Given problem: Write the listing below out again exactly, dropping the images.

Available records:
- - -

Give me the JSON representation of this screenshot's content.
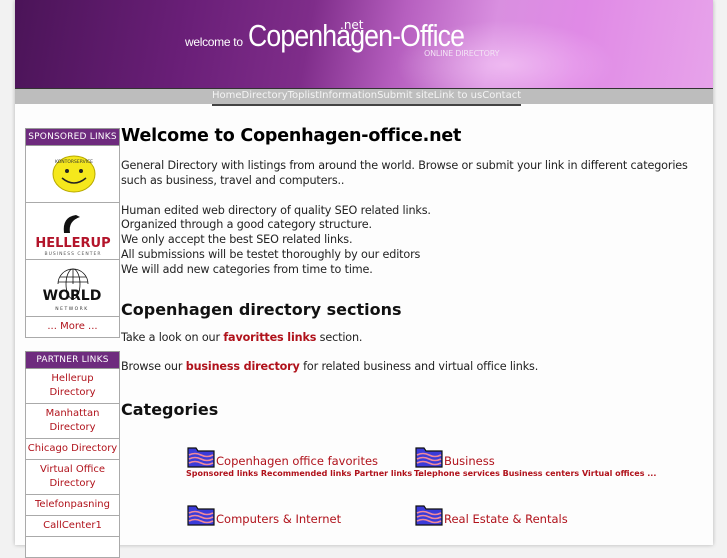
{
  "banner": {
    "welcome": "welcome to",
    "title": "Copenhagen-Office",
    "tld": ".net",
    "subtitle": "ONLINE DIRECTORY"
  },
  "nav": [
    "Home",
    "Directory",
    "Toplist",
    "Information",
    "Submit site",
    "Link to us",
    "Contact"
  ],
  "sidebar": {
    "sponsored_heading": "SPONSORED LINKS",
    "sponsored_logos": [
      {
        "name": "kontorservice-logo",
        "text": "KONTORSERVICE"
      },
      {
        "name": "hellerup-logo",
        "text": "HELLERUP",
        "subtext": "BUSINESS CENTER"
      },
      {
        "name": "world-network-logo",
        "text": "WORLD",
        "subtext": "NETWORK"
      }
    ],
    "more_label": "... More ...",
    "partner_heading": "PARTNER LINKS",
    "partner_links": [
      "Hellerup Directory",
      "Manhattan Directory",
      "Chicago Directory",
      "Virtual Office Directory",
      "Telefonpasning",
      "CallCenter1"
    ]
  },
  "main": {
    "title": "Welcome to Copenhagen-office.net",
    "intro": "General Directory with listings from around the world. Browse or submit your link in different categories such as business, travel and computers..",
    "lines": [
      "Human edited web directory of quality SEO related links.",
      "Organized through a good category structure.",
      "We only accept the best SEO related links.",
      "All submissions will be testet thoroughly by our editors",
      "We will add new categories from time to time."
    ],
    "sections_heading": "Copenhagen directory sections",
    "sections_line1": {
      "before": "Take a look on our ",
      "link": "favorittes links",
      "after": " section."
    },
    "sections_line2": {
      "before": "Browse our ",
      "link": "business directory",
      "after": " for related business and virtual office links."
    },
    "categories_heading": "Categories",
    "categories": [
      {
        "title": "Copenhagen office favorites",
        "sub": "Sponsored links Recommended links Partner links ..."
      },
      {
        "title": "Business",
        "sub": "Telephone services Business centers Virtual offices ..."
      },
      {
        "title": "Computers & Internet",
        "sub": ""
      },
      {
        "title": "Real Estate & Rentals",
        "sub": ""
      }
    ]
  },
  "colors": {
    "accent_purple": "#6e2b7e",
    "link_red": "#b0121b"
  }
}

- - -

Complete output:
Give me the JSON representation of this screenshot's content.
{
  "banner": {
    "welcome": "welcome to",
    "title": "Copenhagen-Office",
    "tld": ".net",
    "subtitle": "ONLINE DIRECTORY"
  },
  "nav": [
    "Home",
    "Directory",
    "Toplist",
    "Information",
    "Submit site",
    "Link to us",
    "Contact"
  ],
  "sidebar": {
    "sponsored_heading": "SPONSORED LINKS",
    "sponsored_logos": [
      {
        "name": "kontorservice-logo",
        "text": "KONTORSERVICE"
      },
      {
        "name": "hellerup-logo",
        "text": "HELLERUP",
        "subtext": "BUSINESS CENTER"
      },
      {
        "name": "world-network-logo",
        "text": "WORLD",
        "subtext": "NETWORK"
      }
    ],
    "more_label": "... More ...",
    "partner_heading": "PARTNER LINKS",
    "partner_links": [
      "Hellerup Directory",
      "Manhattan Directory",
      "Chicago Directory",
      "Virtual Office Directory",
      "Telefonpasning",
      "CallCenter1"
    ]
  },
  "main": {
    "title": "Welcome to Copenhagen-office.net",
    "intro": "General Directory with listings from around the world. Browse or submit your link in different categories such as business, travel and computers..",
    "lines": [
      "Human edited web directory of quality SEO related links.",
      "Organized through a good category structure.",
      "We only accept the best SEO related links.",
      "All submissions will be testet thoroughly by our editors",
      "We will add new categories from time to time."
    ],
    "sections_heading": "Copenhagen directory sections",
    "sections_line1": {
      "before": "Take a look on our ",
      "link": "favorittes links",
      "after": " section."
    },
    "sections_line2": {
      "before": "Browse our ",
      "link": "business directory",
      "after": " for related business and virtual office links."
    },
    "categories_heading": "Categories",
    "categories": [
      {
        "title": "Copenhagen office favorites",
        "sub": "Sponsored links Recommended links Partner links ..."
      },
      {
        "title": "Business",
        "sub": "Telephone services Business centers Virtual offices ..."
      },
      {
        "title": "Computers & Internet",
        "sub": ""
      },
      {
        "title": "Real Estate & Rentals",
        "sub": ""
      }
    ]
  },
  "colors": {
    "accent_purple": "#6e2b7e",
    "link_red": "#b0121b"
  }
}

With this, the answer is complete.